- **Required work**
Repeat, line for line, the entries printed below.

Dataset excerpts:
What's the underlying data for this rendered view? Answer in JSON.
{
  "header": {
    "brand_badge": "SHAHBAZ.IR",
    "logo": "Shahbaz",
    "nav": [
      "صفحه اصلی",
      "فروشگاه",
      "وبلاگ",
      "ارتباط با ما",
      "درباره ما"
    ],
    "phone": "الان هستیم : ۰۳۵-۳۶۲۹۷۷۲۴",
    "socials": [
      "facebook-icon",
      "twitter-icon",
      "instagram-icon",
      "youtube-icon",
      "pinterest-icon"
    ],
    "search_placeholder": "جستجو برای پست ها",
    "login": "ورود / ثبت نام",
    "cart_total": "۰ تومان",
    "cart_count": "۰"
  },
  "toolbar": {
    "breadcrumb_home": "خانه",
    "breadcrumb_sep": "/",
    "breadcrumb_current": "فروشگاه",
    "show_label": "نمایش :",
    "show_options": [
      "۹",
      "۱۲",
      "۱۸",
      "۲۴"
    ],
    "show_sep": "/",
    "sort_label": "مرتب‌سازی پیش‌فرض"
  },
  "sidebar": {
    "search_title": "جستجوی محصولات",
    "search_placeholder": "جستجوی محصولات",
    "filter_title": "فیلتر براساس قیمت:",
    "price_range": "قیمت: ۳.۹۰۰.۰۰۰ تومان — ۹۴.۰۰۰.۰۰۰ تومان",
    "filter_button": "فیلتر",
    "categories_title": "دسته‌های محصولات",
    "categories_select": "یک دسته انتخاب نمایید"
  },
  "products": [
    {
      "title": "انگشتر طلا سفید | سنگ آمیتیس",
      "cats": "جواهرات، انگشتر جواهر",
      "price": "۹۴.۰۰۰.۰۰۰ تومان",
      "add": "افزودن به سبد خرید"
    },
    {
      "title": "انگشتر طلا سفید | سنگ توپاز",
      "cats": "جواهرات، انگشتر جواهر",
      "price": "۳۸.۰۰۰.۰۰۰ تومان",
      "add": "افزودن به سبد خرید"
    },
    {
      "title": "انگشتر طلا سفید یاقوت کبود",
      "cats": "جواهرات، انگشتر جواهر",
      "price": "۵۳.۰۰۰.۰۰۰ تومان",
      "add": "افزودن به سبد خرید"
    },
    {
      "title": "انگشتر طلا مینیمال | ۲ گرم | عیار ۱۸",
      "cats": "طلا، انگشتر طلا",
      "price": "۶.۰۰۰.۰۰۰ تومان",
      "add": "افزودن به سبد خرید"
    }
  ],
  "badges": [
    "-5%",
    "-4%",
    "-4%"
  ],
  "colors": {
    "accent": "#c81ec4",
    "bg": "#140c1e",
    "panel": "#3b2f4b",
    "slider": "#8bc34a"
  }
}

- **Output for this exercise**
What's the underlying data for this rendered view? Answer in JSON.
{
  "header": {
    "brand_badge": "SHAHBAZ.IR",
    "logo": "Shahbaz",
    "nav": [
      "صفحه اصلی",
      "فروشگاه",
      "وبلاگ",
      "ارتباط با ما",
      "درباره ما"
    ],
    "phone": "الان هستیم : ۰۳۵-۳۶۲۹۷۷۲۴",
    "socials": [
      "facebook-icon",
      "twitter-icon",
      "instagram-icon",
      "youtube-icon",
      "pinterest-icon"
    ],
    "search_placeholder": "جستجو برای پست ها",
    "login": "ورود / ثبت نام",
    "cart_total": "۰ تومان",
    "cart_count": "۰"
  },
  "toolbar": {
    "breadcrumb_home": "خانه",
    "breadcrumb_sep": "/",
    "breadcrumb_current": "فروشگاه",
    "show_label": "نمایش :",
    "show_options": [
      "۹",
      "۱۲",
      "۱۸",
      "۲۴"
    ],
    "show_sep": "/",
    "sort_label": "مرتب‌سازی پیش‌فرض"
  },
  "sidebar": {
    "search_title": "جستجوی محصولات",
    "search_placeholder": "جستجوی محصولات",
    "filter_title": "فیلتر براساس قیمت:",
    "price_range": "قیمت: ۳.۹۰۰.۰۰۰ تومان — ۹۴.۰۰۰.۰۰۰ تومان",
    "filter_button": "فیلتر",
    "categories_title": "دسته‌های محصولات",
    "categories_select": "یک دسته انتخاب نمایید"
  },
  "products": [
    {
      "title": "انگشتر طلا سفید | سنگ آمیتیس",
      "cats": "جواهرات، انگشتر جواهر",
      "price": "۹۴.۰۰۰.۰۰۰ تومان",
      "add": "افزودن به سبد خرید"
    },
    {
      "title": "انگشتر طلا سفید | سنگ توپاز",
      "cats": "جواهرات، انگشتر جواهر",
      "price": "۳۸.۰۰۰.۰۰۰ تومان",
      "add": "افزودن به سبد خرید"
    },
    {
      "title": "انگشتر طلا سفید یاقوت کبود",
      "cats": "جواهرات، انگشتر جواهر",
      "price": "۵۳.۰۰۰.۰۰۰ تومان",
      "add": "افزودن به سبد خرید"
    },
    {
      "title": "انگشتر طلا مینیمال | ۲ گرم | عیار ۱۸",
      "cats": "طلا، انگشتر طلا",
      "price": "۶.۰۰۰.۰۰۰ تومان",
      "add": "افزودن به سبد خرید"
    }
  ],
  "badges": [
    "-5%",
    "-4%",
    "-4%"
  ],
  "colors": {
    "accent": "#c81ec4",
    "bg": "#140c1e",
    "panel": "#3b2f4b",
    "slider": "#8bc34a"
  }
}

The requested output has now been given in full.